Do this
Write each line out exactly, leaving none out.

Dataset records:
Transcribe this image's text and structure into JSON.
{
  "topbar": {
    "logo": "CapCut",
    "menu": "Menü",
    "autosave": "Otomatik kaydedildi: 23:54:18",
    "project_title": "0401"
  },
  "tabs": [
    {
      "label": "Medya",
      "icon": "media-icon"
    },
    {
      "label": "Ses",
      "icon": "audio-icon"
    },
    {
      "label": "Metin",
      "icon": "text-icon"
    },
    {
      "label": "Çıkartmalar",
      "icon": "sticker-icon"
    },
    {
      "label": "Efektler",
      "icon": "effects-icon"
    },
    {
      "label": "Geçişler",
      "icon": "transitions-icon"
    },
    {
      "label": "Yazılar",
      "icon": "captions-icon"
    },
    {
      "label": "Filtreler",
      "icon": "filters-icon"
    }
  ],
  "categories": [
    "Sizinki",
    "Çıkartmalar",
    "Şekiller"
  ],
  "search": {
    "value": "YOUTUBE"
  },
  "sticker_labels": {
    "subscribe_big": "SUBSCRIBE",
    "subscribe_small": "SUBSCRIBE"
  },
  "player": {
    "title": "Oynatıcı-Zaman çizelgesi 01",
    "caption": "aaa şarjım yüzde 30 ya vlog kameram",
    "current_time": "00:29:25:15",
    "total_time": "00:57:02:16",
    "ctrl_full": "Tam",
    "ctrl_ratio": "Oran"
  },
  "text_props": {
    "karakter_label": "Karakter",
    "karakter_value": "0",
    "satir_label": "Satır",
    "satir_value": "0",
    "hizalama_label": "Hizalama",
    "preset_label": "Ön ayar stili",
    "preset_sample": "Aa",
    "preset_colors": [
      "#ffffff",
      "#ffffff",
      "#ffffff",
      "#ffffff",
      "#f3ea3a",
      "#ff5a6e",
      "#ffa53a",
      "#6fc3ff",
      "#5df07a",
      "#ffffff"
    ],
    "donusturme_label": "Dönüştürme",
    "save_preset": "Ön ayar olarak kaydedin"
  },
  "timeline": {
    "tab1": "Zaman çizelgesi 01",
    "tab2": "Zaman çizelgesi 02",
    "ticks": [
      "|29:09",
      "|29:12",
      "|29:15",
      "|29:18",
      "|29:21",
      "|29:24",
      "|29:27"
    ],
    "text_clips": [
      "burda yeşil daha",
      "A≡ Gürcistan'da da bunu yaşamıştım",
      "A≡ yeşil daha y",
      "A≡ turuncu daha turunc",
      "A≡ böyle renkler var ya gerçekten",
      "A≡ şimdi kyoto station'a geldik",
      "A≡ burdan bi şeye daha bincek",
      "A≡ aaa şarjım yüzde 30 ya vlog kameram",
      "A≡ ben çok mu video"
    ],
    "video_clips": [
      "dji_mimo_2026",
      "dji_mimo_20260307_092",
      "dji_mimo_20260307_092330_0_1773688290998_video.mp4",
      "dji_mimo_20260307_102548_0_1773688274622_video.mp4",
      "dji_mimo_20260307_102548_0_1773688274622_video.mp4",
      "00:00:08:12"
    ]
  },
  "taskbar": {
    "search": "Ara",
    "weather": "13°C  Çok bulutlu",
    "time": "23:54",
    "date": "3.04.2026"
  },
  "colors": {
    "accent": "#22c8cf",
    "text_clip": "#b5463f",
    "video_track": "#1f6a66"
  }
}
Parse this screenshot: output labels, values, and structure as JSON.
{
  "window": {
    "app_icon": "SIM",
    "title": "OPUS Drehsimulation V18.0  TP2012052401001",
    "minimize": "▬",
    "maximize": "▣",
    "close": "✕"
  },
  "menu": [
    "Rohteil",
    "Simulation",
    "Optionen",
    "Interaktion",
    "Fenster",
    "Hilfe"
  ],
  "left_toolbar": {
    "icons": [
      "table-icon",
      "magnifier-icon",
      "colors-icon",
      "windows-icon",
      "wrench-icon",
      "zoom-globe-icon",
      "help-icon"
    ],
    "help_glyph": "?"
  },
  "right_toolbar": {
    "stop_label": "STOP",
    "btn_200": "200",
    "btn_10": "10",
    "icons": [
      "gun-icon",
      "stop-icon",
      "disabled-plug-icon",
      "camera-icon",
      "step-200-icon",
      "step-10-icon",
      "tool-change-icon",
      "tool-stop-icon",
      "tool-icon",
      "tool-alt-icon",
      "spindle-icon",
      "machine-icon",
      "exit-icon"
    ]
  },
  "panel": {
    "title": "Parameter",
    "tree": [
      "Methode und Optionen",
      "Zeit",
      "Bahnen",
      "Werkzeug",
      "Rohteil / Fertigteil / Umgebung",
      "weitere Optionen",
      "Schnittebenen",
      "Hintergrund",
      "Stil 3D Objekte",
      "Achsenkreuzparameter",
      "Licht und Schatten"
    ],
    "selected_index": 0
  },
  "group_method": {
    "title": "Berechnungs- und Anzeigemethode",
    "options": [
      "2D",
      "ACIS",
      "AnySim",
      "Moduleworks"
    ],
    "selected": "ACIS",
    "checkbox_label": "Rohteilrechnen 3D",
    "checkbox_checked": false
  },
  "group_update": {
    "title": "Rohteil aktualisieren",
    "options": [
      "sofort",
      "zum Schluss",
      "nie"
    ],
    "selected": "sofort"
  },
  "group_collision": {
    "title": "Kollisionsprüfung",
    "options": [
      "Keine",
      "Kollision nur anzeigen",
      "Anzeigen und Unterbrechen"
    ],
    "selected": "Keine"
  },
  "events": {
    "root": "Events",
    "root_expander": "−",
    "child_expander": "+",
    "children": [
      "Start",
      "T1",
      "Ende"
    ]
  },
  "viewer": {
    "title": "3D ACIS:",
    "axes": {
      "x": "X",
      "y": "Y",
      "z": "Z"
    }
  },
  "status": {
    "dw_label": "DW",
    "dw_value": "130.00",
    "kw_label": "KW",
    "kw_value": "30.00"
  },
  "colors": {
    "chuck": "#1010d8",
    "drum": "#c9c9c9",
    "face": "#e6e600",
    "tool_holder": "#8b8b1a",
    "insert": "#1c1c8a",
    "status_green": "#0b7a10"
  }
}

Response to the exercise
Transcribe this image's text and structure into JSON.
{
  "topbar": {
    "logo": "CapCut",
    "menu": "Menü",
    "autosave": "Otomatik kaydedildi: 23:54:18",
    "project_title": "0401"
  },
  "tabs": [
    {
      "label": "Medya",
      "icon": "media-icon"
    },
    {
      "label": "Ses",
      "icon": "audio-icon"
    },
    {
      "label": "Metin",
      "icon": "text-icon"
    },
    {
      "label": "Çıkartmalar",
      "icon": "sticker-icon"
    },
    {
      "label": "Efektler",
      "icon": "effects-icon"
    },
    {
      "label": "Geçişler",
      "icon": "transitions-icon"
    },
    {
      "label": "Yazılar",
      "icon": "captions-icon"
    },
    {
      "label": "Filtreler",
      "icon": "filters-icon"
    }
  ],
  "categories": [
    "Sizinki",
    "Çıkartmalar",
    "Şekiller"
  ],
  "search": {
    "value": "YOUTUBE"
  },
  "sticker_labels": {
    "subscribe_big": "SUBSCRIBE",
    "subscribe_small": "SUBSCRIBE"
  },
  "player": {
    "title": "Oynatıcı-Zaman çizelgesi 01",
    "caption": "aaa şarjım yüzde 30 ya vlog kameram",
    "current_time": "00:29:25:15",
    "total_time": "00:57:02:16",
    "ctrl_full": "Tam",
    "ctrl_ratio": "Oran"
  },
  "text_props": {
    "karakter_label": "Karakter",
    "karakter_value": "0",
    "satir_label": "Satır",
    "satir_value": "0",
    "hizalama_label": "Hizalama",
    "preset_label": "Ön ayar stili",
    "preset_sample": "Aa",
    "preset_colors": [
      "#ffffff",
      "#ffffff",
      "#ffffff",
      "#ffffff",
      "#f3ea3a",
      "#ff5a6e",
      "#ffa53a",
      "#6fc3ff",
      "#5df07a",
      "#ffffff"
    ],
    "donusturme_label": "Dönüştürme",
    "save_preset": "Ön ayar olarak kaydedin"
  },
  "timeline": {
    "tab1": "Zaman çizelgesi 01",
    "tab2": "Zaman çizelgesi 02",
    "ticks": [
      "|29:09",
      "|29:12",
      "|29:15",
      "|29:18",
      "|29:21",
      "|29:24",
      "|29:27"
    ],
    "text_clips": [
      "burda yeşil daha",
      "A≡ Gürcistan'da da bunu yaşamıştım",
      "A≡ yeşil daha y",
      "A≡ turuncu daha turunc",
      "A≡ böyle renkler var ya gerçekten",
      "A≡ şimdi kyoto station'a geldik",
      "A≡ burdan bi şeye daha bincek",
      "A≡ aaa şarjım yüzde 30 ya vlog kameram",
      "A≡ ben çok mu video"
    ],
    "video_clips": [
      "dji_mimo_2026",
      "dji_mimo_20260307_092",
      "dji_mimo_20260307_092330_0_1773688290998_video.mp4",
      "dji_mimo_20260307_102548_0_1773688274622_video.mp4",
      "dji_mimo_20260307_102548_0_1773688274622_video.mp4",
      "00:00:08:12"
    ]
  },
  "taskbar": {
    "search": "Ara",
    "weather": "13°C  Çok bulutlu",
    "time": "23:54",
    "date": "3.04.2026"
  },
  "colors": {
    "accent": "#22c8cf",
    "text_clip": "#b5463f",
    "video_track": "#1f6a66"
  }
}
Parse this screenshot: output labels, values, and structure as JSON.
{
  "window": {
    "app_icon": "SIM",
    "title": "OPUS Drehsimulation V18.0  TP2012052401001",
    "minimize": "▬",
    "maximize": "▣",
    "close": "✕"
  },
  "menu": [
    "Rohteil",
    "Simulation",
    "Optionen",
    "Interaktion",
    "Fenster",
    "Hilfe"
  ],
  "left_toolbar": {
    "icons": [
      "table-icon",
      "magnifier-icon",
      "colors-icon",
      "windows-icon",
      "wrench-icon",
      "zoom-globe-icon",
      "help-icon"
    ],
    "help_glyph": "?"
  },
  "right_toolbar": {
    "stop_label": "STOP",
    "btn_200": "200",
    "btn_10": "10",
    "icons": [
      "gun-icon",
      "stop-icon",
      "disabled-plug-icon",
      "camera-icon",
      "step-200-icon",
      "step-10-icon",
      "tool-change-icon",
      "tool-stop-icon",
      "tool-icon",
      "tool-alt-icon",
      "spindle-icon",
      "machine-icon",
      "exit-icon"
    ]
  },
  "panel": {
    "title": "Parameter",
    "tree": [
      "Methode und Optionen",
      "Zeit",
      "Bahnen",
      "Werkzeug",
      "Rohteil / Fertigteil / Umgebung",
      "weitere Optionen",
      "Schnittebenen",
      "Hintergrund",
      "Stil 3D Objekte",
      "Achsenkreuzparameter",
      "Licht und Schatten"
    ],
    "selected_index": 0
  },
  "group_method": {
    "title": "Berechnungs- und Anzeigemethode",
    "options": [
      "2D",
      "ACIS",
      "AnySim",
      "Moduleworks"
    ],
    "selected": "ACIS",
    "checkbox_label": "Rohteilrechnen 3D",
    "checkbox_checked": false
  },
  "group_update": {
    "title": "Rohteil aktualisieren",
    "options": [
      "sofort",
      "zum Schluss",
      "nie"
    ],
    "selected": "sofort"
  },
  "group_collision": {
    "title": "Kollisionsprüfung",
    "options": [
      "Keine",
      "Kollision nur anzeigen",
      "Anzeigen und Unterbrechen"
    ],
    "selected": "Keine"
  },
  "events": {
    "root": "Events",
    "root_expander": "−",
    "child_expander": "+",
    "children": [
      "Start",
      "T1",
      "Ende"
    ]
  },
  "viewer": {
    "title": "3D ACIS:",
    "axes": {
      "x": "X",
      "y": "Y",
      "z": "Z"
    }
  },
  "status": {
    "dw_label": "DW",
    "dw_value": "130.00",
    "kw_label": "KW",
    "kw_value": "30.00"
  },
  "colors": {
    "chuck": "#1010d8",
    "drum": "#c9c9c9",
    "face": "#e6e600",
    "tool_holder": "#8b8b1a",
    "insert": "#1c1c8a",
    "status_green": "#0b7a10"
  }
}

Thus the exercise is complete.